:: What you should do ::
Restate the listing below word for word, omitting any images.
········
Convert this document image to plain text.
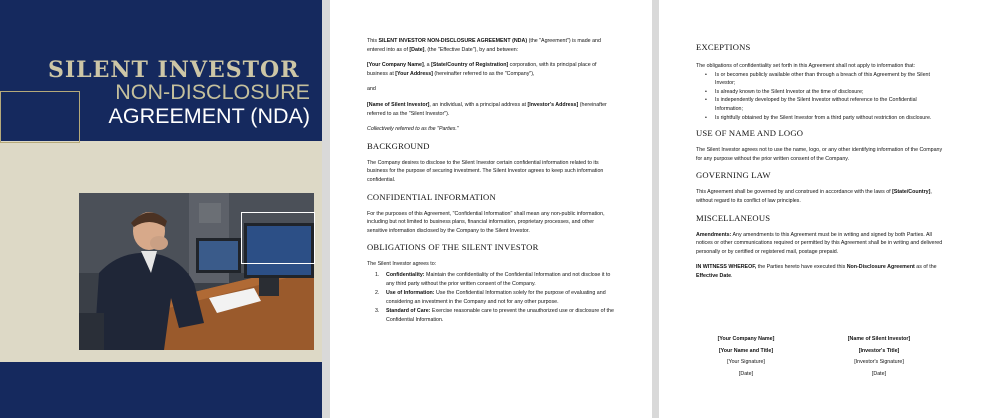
SILENT INVESTOR
NON-DISCLOSURE
AGREEMENT (NDA)

This SILENT INVESTOR NON-DISCLOSURE AGREEMENT (NDA) (the "Agreement") is made and entered into as of [Date], (the "Effective Date"), by and between:

[Your Company Name], a [State/Country of Registration] corporation, with its principal place of business at [Your Address] (hereinafter referred to as the "Company"),

and

[Name of Silent Investor], an individual, with a principal address at [Investor's Address] (hereinafter referred to as the "Silent Investor").

Collectively referred to as the "Parties."

BACKGROUND

The Company desires to disclose to the Silent Investor certain confidential information related to its business for the purpose of securing investment. The Silent Investor agrees to keep such information confidential.

CONFIDENTIAL INFORMATION

For the purposes of this Agreement, "Confidential Information" shall mean any non-public information, including but not limited to business plans, financial information, proprietary processes, and other sensitive information disclosed by the Company to the Silent Investor.

OBLIGATIONS OF THE SILENT INVESTOR

The Silent Investor agrees to:

1. Confidentiality: Maintain the confidentiality of the Confidential Information and not disclose it to any third party without the prior written consent of the Company.
2. Use of Information: Use the Confidential Information solely for the purpose of evaluating and considering an investment in the Company and not for any other purpose.
3. Standard of Care: Exercise reasonable care to prevent the unauthorized use or disclosure of the Confidential Information.
EXCEPTIONS

The obligations of confidentiality set forth in this Agreement shall not apply to information that:

• Is or becomes publicly available other than through a breach of this Agreement by the Silent Investor;
• Is already known to the Silent Investor at the time of disclosure;
• Is independently developed by the Silent Investor without reference to the Confidential Information;
• Is rightfully obtained by the Silent Investor from a third party without restriction on disclosure.
USE OF NAME AND LOGO

The Silent Investor agrees not to use the name, logo, or any other identifying information of the Company for any purpose without the prior written consent of the Company.

GOVERNING LAW

This Agreement shall be governed by and construed in accordance with the laws of [State/Country], without regard to its conflict of law principles.

MISCELLANEOUS

Amendments: Any amendments to this Agreement must be in writing and signed by both Parties. All notices or other communications required or permitted by this Agreement shall be in writing and delivered personally or by certified or registered mail, postage prepaid.

IN WITNESS WHEREOF, the Parties hereto have executed this Non-Disclosure Agreement as of the Effective Date.

[Your Company Name]
[Your Name and Title]
[Your Signature]
[Date]
[Name of Silent Investor]
[Investor's Title]
[Investor's Signature]
[Date]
········
:: Finished task ::
Convert this document image to plain text.
SILENT INVESTOR
NON-DISCLOSURE
AGREEMENT (NDA)

This SILENT INVESTOR NON-DISCLOSURE AGREEMENT (NDA) (the "Agreement") is made and entered into as of [Date], (the "Effective Date"), by and between:

[Your Company Name], a [State/Country of Registration] corporation, with its principal place of business at [Your Address] (hereinafter referred to as the "Company"),

and

[Name of Silent Investor], an individual, with a principal address at [Investor's Address] (hereinafter referred to as the "Silent Investor").

Collectively referred to as the "Parties."

BACKGROUND

The Company desires to disclose to the Silent Investor certain confidential information related to its business for the purpose of securing investment. The Silent Investor agrees to keep such information confidential.

CONFIDENTIAL INFORMATION

For the purposes of this Agreement, "Confidential Information" shall mean any non-public information, including but not limited to business plans, financial information, proprietary processes, and other sensitive information disclosed by the Company to the Silent Investor.

OBLIGATIONS OF THE SILENT INVESTOR

The Silent Investor agrees to:

1. Confidentiality: Maintain the confidentiality of the Confidential Information and not disclose it to any third party without the prior written consent of the Company.
2. Use of Information: Use the Confidential Information solely for the purpose of evaluating and considering an investment in the Company and not for any other purpose.
3. Standard of Care: Exercise reasonable care to prevent the unauthorized use or disclosure of the Confidential Information.
EXCEPTIONS

The obligations of confidentiality set forth in this Agreement shall not apply to information that:

• Is or becomes publicly available other than through a breach of this Agreement by the Silent Investor;
• Is already known to the Silent Investor at the time of disclosure;
• Is independently developed by the Silent Investor without reference to the Confidential Information;
• Is rightfully obtained by the Silent Investor from a third party without restriction on disclosure.
USE OF NAME AND LOGO

The Silent Investor agrees not to use the name, logo, or any other identifying information of the Company for any purpose without the prior written consent of the Company.

GOVERNING LAW

This Agreement shall be governed by and construed in accordance with the laws of [State/Country], without regard to its conflict of law principles.

MISCELLANEOUS

Amendments: Any amendments to this Agreement must be in writing and signed by both Parties. All notices or other communications required or permitted by this Agreement shall be in writing and delivered personally or by certified or registered mail, postage prepaid.

IN WITNESS WHEREOF, the Parties hereto have executed this Non-Disclosure Agreement as of the Effective Date.

[Your Company Name]
[Your Name and Title]
[Your Signature]
[Date]
[Name of Silent Investor]
[Investor's Title]
[Investor's Signature]
[Date]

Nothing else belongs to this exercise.